• **OBJECTIVE**
Would you repeat the listing exactly but omit every picture?

+---+

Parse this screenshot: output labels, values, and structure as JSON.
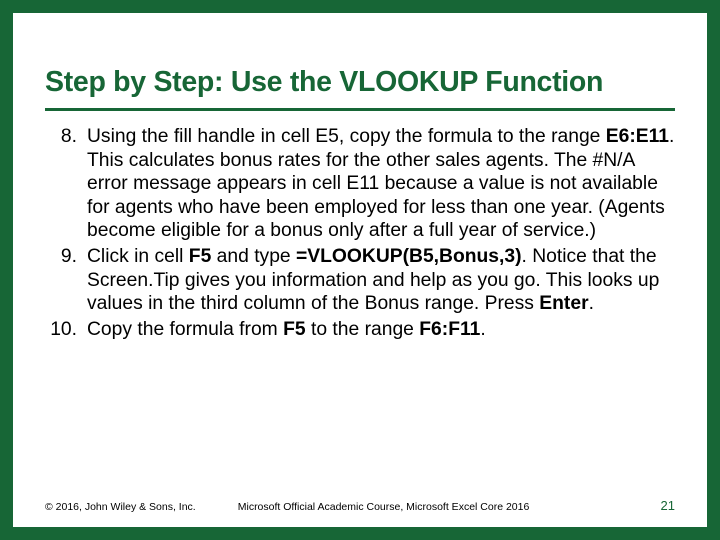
{
  "title": "Step by Step: Use the VLOOKUP Function",
  "steps": [
    {
      "num": "8.",
      "segments": [
        {
          "t": "Using the fill handle in cell E5, copy the formula to the range "
        },
        {
          "t": "E6:E11",
          "b": true
        },
        {
          "t": ". This calculates bonus rates for the other sales agents. The #N/A error message appears in cell E11 because a value is not available for agents who have been employed for less than one year. (Agents become eligible for a bonus only after a full year of service.)"
        }
      ]
    },
    {
      "num": "9.",
      "segments": [
        {
          "t": "Click in cell "
        },
        {
          "t": "F5",
          "b": true
        },
        {
          "t": " and type "
        },
        {
          "t": "=VLOOKUP(B5,Bonus,3)",
          "b": true
        },
        {
          "t": ". Notice that the Screen.Tip gives you information and help as you go. This looks up values in the third column of the Bonus range. Press "
        },
        {
          "t": "Enter",
          "b": true
        },
        {
          "t": "."
        }
      ]
    },
    {
      "num": "10.",
      "segments": [
        {
          "t": "Copy the formula from "
        },
        {
          "t": "F5",
          "b": true
        },
        {
          "t": " to the range "
        },
        {
          "t": "F6:F11",
          "b": true
        },
        {
          "t": "."
        }
      ]
    }
  ],
  "footer": {
    "copyright": "© 2016, John Wiley & Sons, Inc.",
    "course": "Microsoft Official Academic Course, Microsoft Excel Core 2016",
    "page": "21"
  }
}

+---+

• **EXERCISE SOLUTION**
Parse this screenshot: output labels, values, and structure as JSON.
{
  "title": "Step by Step: Use the VLOOKUP Function",
  "steps": [
    {
      "num": "8.",
      "segments": [
        {
          "t": "Using the fill handle in cell E5, copy the formula to the range "
        },
        {
          "t": "E6:E11",
          "b": true
        },
        {
          "t": ". This calculates bonus rates for the other sales agents. The #N/A error message appears in cell E11 because a value is not available for agents who have been employed for less than one year. (Agents become eligible for a bonus only after a full year of service.)"
        }
      ]
    },
    {
      "num": "9.",
      "segments": [
        {
          "t": "Click in cell "
        },
        {
          "t": "F5",
          "b": true
        },
        {
          "t": " and type "
        },
        {
          "t": "=VLOOKUP(B5,Bonus,3)",
          "b": true
        },
        {
          "t": ". Notice that the Screen.Tip gives you information and help as you go. This looks up values in the third column of the Bonus range. Press "
        },
        {
          "t": "Enter",
          "b": true
        },
        {
          "t": "."
        }
      ]
    },
    {
      "num": "10.",
      "segments": [
        {
          "t": "Copy the formula from "
        },
        {
          "t": "F5",
          "b": true
        },
        {
          "t": " to the range "
        },
        {
          "t": "F6:F11",
          "b": true
        },
        {
          "t": "."
        }
      ]
    }
  ],
  "footer": {
    "copyright": "© 2016, John Wiley & Sons, Inc.",
    "course": "Microsoft Official Academic Course, Microsoft Excel Core 2016",
    "page": "21"
  }
}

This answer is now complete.